=== Stored data entries ===
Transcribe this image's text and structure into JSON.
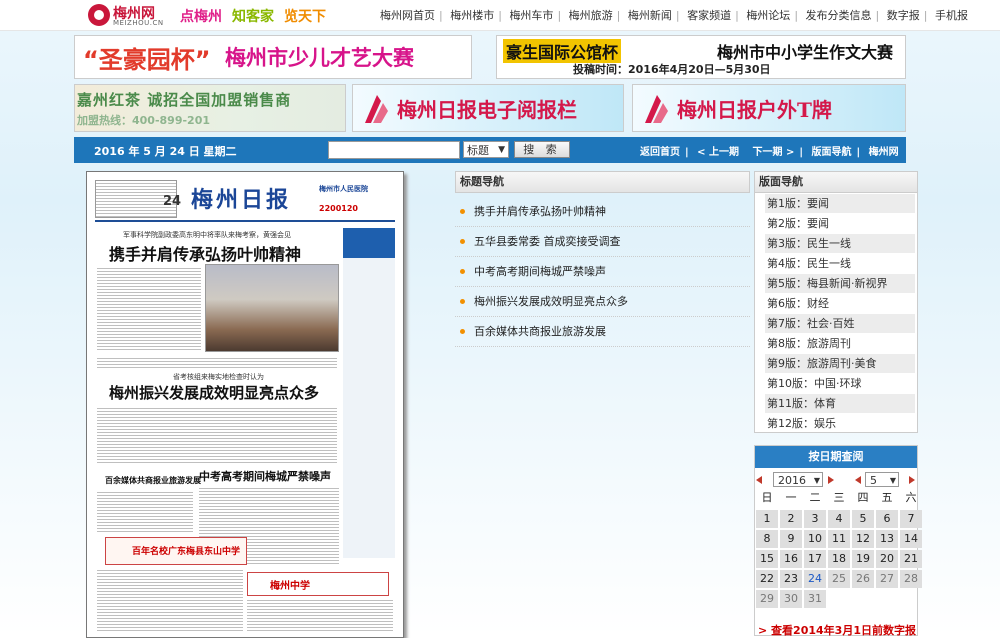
{
  "site": {
    "logo_name": "梅州网",
    "logo_domain": "MEIZHOU.CN",
    "slogans": [
      {
        "text": "点梅州",
        "color": "#e0218a"
      },
      {
        "text": "知客家",
        "color": "#8ab800"
      },
      {
        "text": "览天下",
        "color": "#f08c00"
      }
    ],
    "top_nav": [
      "梅州网首页",
      "梅州楼市",
      "梅州车市",
      "梅州旅游",
      "梅州新闻",
      "客家频道",
      "梅州论坛",
      "发布分类信息",
      "数字报",
      "手机报"
    ]
  },
  "banners": {
    "b1_left": "“圣豪园杯”",
    "b1_right": "梅州市少儿才艺大赛",
    "b2_left": "豪生国际公馆杯",
    "b2_right": "梅州市中小学生作文大赛",
    "b2_sub": "投稿时间：2016年4月20日—5月30日",
    "b3_line1": "嘉州红茶 诚招全国加盟销售商",
    "b3_line2": "加盟热线：400-899-201",
    "b4": "梅州日报电子阅报栏",
    "b5": "梅州日报户外T牌"
  },
  "searchbar": {
    "date": "2016 年 5 月 24 日   星期二",
    "input_value": "",
    "select_value": "标题",
    "search_button": "搜 索",
    "nav": [
      "返回首页",
      "< 上一期",
      "下一期 >",
      "版面导航",
      "梅州网"
    ]
  },
  "newspaper": {
    "issue_no": "24",
    "masthead": "梅州日报",
    "hospital": "梅州市人民医院",
    "hospital_phone": "2200120",
    "kicker1": "军事科学院副政委高东明中将率队来梅考察，黄强会见",
    "headline1": "携手并肩传承弘扬叶帅精神",
    "kicker2": "省考核组来梅实地检查时认为",
    "headline2": "梅州振兴发展成效明显亮点众多",
    "headline3": "中考高考期间梅城严禁噪声",
    "headline4": "百余媒体共商报业旅游发展",
    "ad1": "百年名校广东梅县东山中学",
    "ad2": "梅州中学"
  },
  "title_nav": {
    "heading": "标题导航",
    "items": [
      "携手并肩传承弘扬叶帅精神",
      "五华县委常委 首成奕接受调查",
      "中考高考期间梅城严禁噪声",
      "梅州振兴发展成效明显亮点众多",
      "百余媒体共商报业旅游发展"
    ],
    "bullet_color": "#f29000"
  },
  "page_nav": {
    "heading": "版面导航",
    "items": [
      "第1版：要闻",
      "第2版：要闻",
      "第3版：民生一线",
      "第4版：民生一线",
      "第5版：梅县新闻·新视界",
      "第6版：财经",
      "第7版：社会·百姓",
      "第8版：旅游周刊",
      "第9版：旅游周刊·美食",
      "第10版：中国·环球",
      "第11版：体育",
      "第12版：娱乐"
    ]
  },
  "date_query": {
    "title": "按日期查阅",
    "year": "2016",
    "month": "5",
    "weekdays": [
      "日",
      "一",
      "二",
      "三",
      "四",
      "五",
      "六"
    ],
    "days": [
      "1",
      "2",
      "3",
      "4",
      "5",
      "6",
      "7",
      "8",
      "9",
      "10",
      "11",
      "12",
      "13",
      "14",
      "15",
      "16",
      "17",
      "18",
      "19",
      "20",
      "21",
      "22",
      "23",
      "24",
      "25",
      "26",
      "27",
      "28",
      "29",
      "30",
      "31"
    ],
    "today": "24",
    "archive_link": "> 查看2014年3月1日前数字报"
  },
  "colors": {
    "brand_red": "#c9173b",
    "bar_blue": "#1e76ba",
    "query_blue": "#2a7fc4"
  }
}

=== Stated problem ===
Reproduce each line of the entries in which the word "携手并肩传承弘扬叶帅精神" is found.

=== The output ===
    "headline1": "携手并肩传承弘扬叶帅精神",
      "携手并肩传承弘扬叶帅精神",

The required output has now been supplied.